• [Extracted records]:
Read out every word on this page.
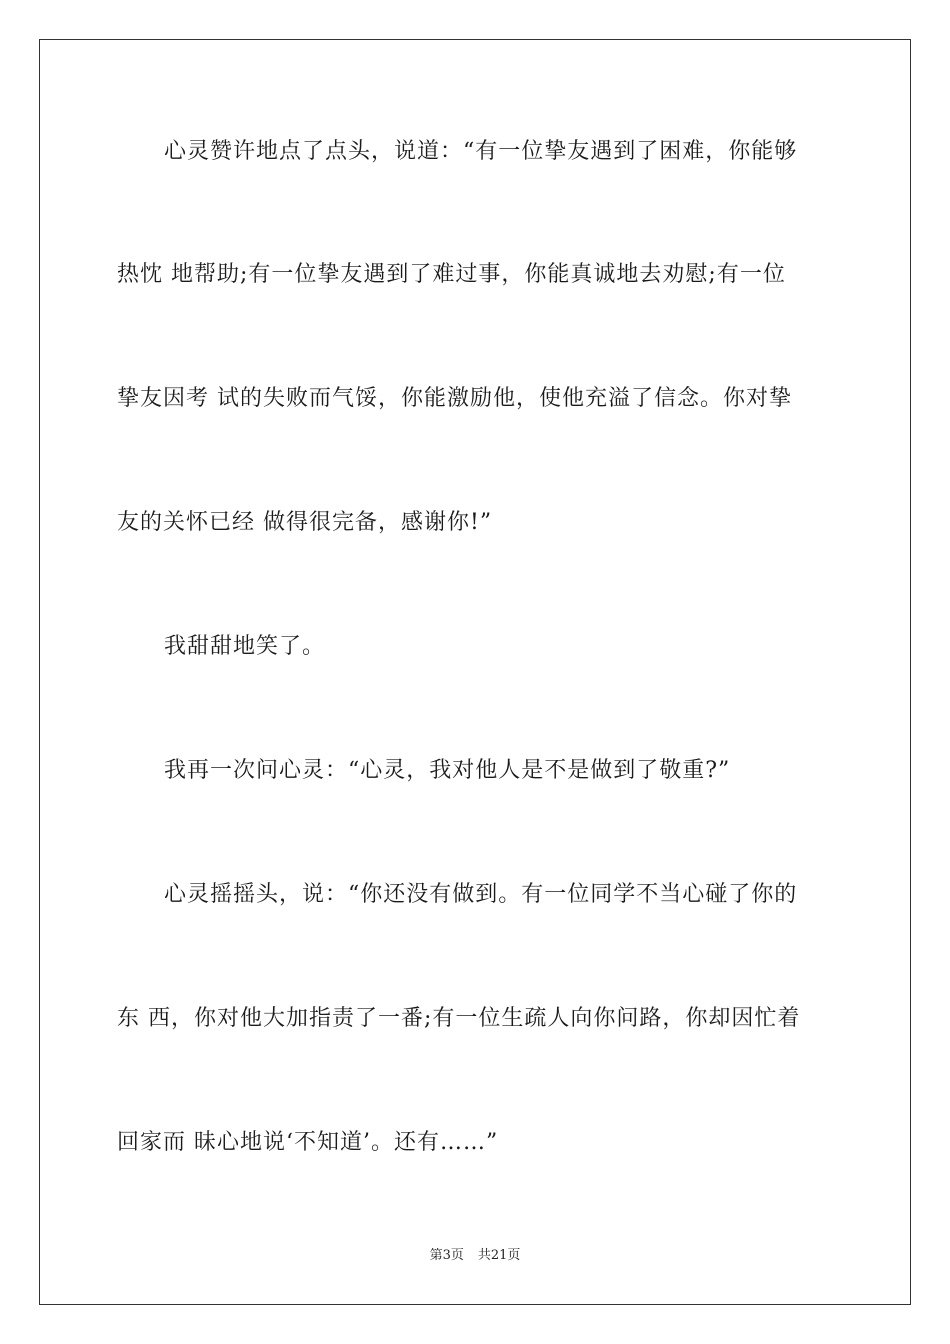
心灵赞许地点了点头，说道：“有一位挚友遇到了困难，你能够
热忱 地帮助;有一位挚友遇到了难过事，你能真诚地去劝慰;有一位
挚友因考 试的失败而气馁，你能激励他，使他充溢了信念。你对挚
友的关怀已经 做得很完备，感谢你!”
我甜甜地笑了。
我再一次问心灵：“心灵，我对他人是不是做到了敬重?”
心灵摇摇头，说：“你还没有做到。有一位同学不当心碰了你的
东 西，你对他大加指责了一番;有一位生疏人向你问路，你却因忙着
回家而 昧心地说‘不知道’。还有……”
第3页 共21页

• [THE PROBLEM]: Write out all the entries exactly, except for the pictures.

• [RESPONSE TO THIS TASK]:
Read out every word on this page.
心灵赞许地点了点头，说道：“有一位挚友遇到了困难，你能够
热忱 地帮助;有一位挚友遇到了难过事，你能真诚地去劝慰;有一位
挚友因考 试的失败而气馁，你能激励他，使他充溢了信念。你对挚
友的关怀已经 做得很完备，感谢你!”
我甜甜地笑了。
我再一次问心灵：“心灵，我对他人是不是做到了敬重?”
心灵摇摇头，说：“你还没有做到。有一位同学不当心碰了你的
东 西，你对他大加指责了一番;有一位生疏人向你问路，你却因忙着
回家而 昧心地说‘不知道’。还有……”
第3页 共21页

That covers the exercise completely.